> [WHAT IS EXPECTED]:
Write out the records that appear below, verbatim and complete, but without pictures.

> [EXCERPTED DATA]:
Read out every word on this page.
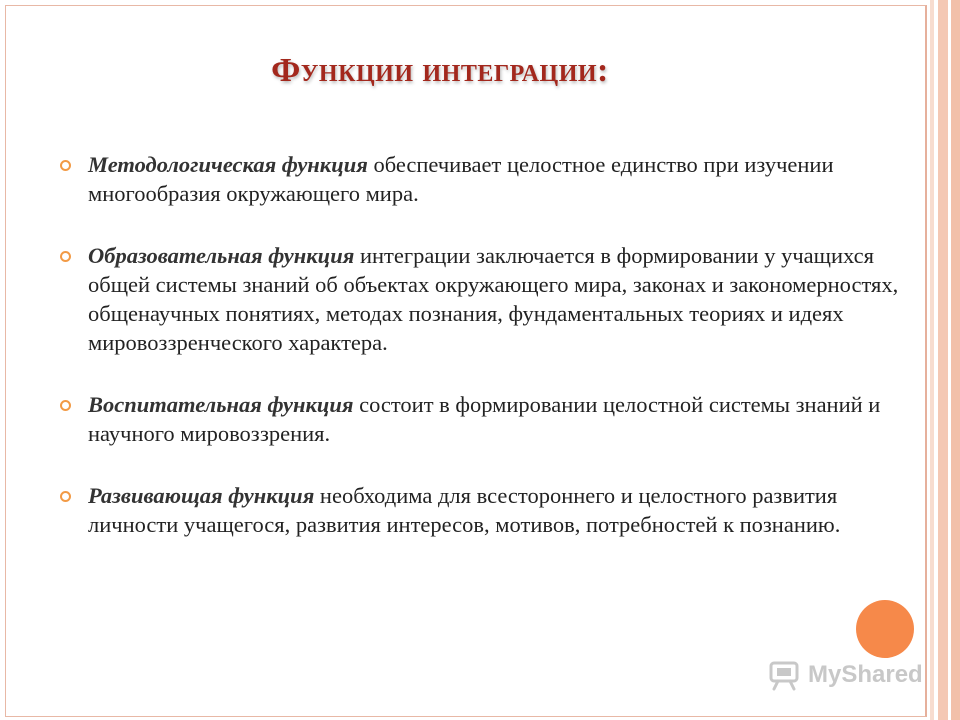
Функции интеграции:
Методологическая функция обеспечивает целостное единство при изучении многообразия окружающего мира.
Образовательная функция интеграции заключается в формировании у учащихся общей системы знаний об объектах окружающего мира, законах и закономерностях, общенаучных понятиях, методах познания, фундаментальных теориях и идеях мировоззренческого характера.
Воспитательная функция состоит в формировании целостной системы знаний и научного мировоззрения.
Развивающая функция необходима для всестороннего и целостного развития личности учащегося, развития интересов, мотивов, потребностей к познанию.
MyShared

> [CORRECT ANSWER]:
Read out every word on this page.
Функции интеграции:
Методологическая функция обеспечивает целостное единство при изучении многообразия окружающего мира.
Образовательная функция интеграции заключается в формировании у учащихся общей системы знаний об объектах окружающего мира, законах и закономерностях, общенаучных понятиях, методах познания, фундаментальных теориях и идеях мировоззренческого характера.
Воспитательная функция состоит в формировании целостной системы знаний и научного мировоззрения.
Развивающая функция необходима для всестороннего и целостного развития личности учащегося, развития интересов, мотивов, потребностей к познанию.
MyShared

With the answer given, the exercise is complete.